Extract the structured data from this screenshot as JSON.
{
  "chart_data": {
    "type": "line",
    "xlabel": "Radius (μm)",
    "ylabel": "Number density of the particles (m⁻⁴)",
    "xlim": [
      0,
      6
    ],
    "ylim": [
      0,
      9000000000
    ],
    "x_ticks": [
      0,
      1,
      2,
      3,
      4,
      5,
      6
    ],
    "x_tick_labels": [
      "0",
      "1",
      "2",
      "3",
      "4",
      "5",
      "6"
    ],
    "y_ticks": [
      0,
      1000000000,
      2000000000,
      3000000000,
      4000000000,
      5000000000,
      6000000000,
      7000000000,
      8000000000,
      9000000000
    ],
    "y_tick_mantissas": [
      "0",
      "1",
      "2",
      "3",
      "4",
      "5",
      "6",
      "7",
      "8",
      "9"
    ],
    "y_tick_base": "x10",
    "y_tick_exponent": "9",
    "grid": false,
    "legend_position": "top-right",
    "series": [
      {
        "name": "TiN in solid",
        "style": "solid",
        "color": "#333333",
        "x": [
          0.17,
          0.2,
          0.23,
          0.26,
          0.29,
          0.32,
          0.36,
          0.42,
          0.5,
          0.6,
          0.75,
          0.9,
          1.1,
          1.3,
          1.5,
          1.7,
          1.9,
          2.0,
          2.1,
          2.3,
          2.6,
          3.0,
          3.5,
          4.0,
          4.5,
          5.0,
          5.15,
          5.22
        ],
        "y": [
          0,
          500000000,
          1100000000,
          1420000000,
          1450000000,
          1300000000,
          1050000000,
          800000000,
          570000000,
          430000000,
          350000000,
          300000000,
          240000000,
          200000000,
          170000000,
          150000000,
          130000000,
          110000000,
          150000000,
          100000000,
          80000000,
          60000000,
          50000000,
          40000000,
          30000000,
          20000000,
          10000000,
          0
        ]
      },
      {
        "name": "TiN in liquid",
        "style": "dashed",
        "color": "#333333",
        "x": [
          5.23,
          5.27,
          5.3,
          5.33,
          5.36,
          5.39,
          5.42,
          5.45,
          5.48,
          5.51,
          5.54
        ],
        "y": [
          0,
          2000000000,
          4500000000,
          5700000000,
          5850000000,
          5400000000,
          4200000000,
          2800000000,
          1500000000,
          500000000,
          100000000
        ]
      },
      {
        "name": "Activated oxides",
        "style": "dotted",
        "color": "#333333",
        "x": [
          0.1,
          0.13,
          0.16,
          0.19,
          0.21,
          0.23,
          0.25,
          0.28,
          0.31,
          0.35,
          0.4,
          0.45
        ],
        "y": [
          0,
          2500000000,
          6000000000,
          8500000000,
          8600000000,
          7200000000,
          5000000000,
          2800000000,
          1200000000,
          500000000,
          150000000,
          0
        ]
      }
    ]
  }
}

--------------------------------------------------

SHORT EXERCISE: Where a line of the records above holds the word "name", copy that line.

ANSWER BELOW:
        "name": "TiN in solid",
        "name": "TiN in liquid",
        "name": "Activated oxides",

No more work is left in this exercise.